--- Records to use ---
+ + + +
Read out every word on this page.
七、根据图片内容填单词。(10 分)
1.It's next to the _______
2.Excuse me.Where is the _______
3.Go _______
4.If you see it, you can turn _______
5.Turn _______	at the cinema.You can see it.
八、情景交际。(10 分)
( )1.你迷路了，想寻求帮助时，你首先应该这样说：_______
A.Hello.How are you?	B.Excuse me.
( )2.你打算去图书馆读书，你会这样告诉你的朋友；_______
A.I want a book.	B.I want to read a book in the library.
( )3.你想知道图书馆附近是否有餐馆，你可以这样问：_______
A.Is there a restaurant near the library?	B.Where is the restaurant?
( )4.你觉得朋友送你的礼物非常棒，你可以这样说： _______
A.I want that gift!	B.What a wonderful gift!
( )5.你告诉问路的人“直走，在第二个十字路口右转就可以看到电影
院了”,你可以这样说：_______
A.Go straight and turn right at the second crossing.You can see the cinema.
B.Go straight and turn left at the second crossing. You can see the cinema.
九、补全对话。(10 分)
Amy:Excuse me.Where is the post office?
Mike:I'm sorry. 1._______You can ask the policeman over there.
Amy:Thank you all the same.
+ + + +
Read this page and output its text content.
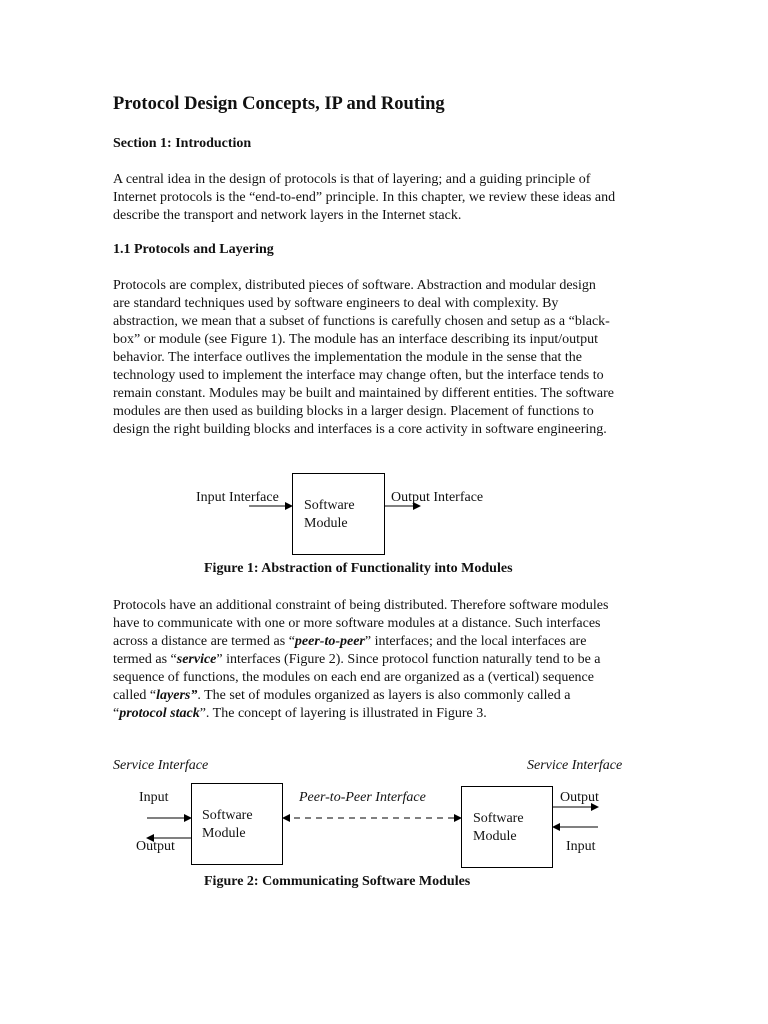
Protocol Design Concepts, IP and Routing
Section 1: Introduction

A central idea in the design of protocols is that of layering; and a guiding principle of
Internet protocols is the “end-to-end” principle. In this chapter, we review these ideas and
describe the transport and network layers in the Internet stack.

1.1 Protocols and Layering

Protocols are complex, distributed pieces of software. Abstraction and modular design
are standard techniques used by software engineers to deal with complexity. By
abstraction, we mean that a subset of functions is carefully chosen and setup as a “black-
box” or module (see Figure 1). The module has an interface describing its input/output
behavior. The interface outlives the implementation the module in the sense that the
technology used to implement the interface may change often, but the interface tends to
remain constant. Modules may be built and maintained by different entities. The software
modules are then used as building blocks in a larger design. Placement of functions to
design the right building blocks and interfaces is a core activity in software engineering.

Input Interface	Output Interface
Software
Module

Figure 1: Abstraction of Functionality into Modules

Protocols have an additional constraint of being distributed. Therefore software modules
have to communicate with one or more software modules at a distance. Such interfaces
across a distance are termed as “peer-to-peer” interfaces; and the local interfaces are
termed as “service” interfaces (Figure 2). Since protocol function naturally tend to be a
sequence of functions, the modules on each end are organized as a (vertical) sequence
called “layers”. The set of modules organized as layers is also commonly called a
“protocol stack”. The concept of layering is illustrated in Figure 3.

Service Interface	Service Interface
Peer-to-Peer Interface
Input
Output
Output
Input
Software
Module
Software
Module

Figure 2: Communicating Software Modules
+ + + +
--- Directions for this task ---
Scan the entries above. Copy each line that has the string "library".

--- Task answer ---
A.I want a book.	B.I want to read a book in the library.
A.Is there a restaurant near the library?	B.Where is the restaurant?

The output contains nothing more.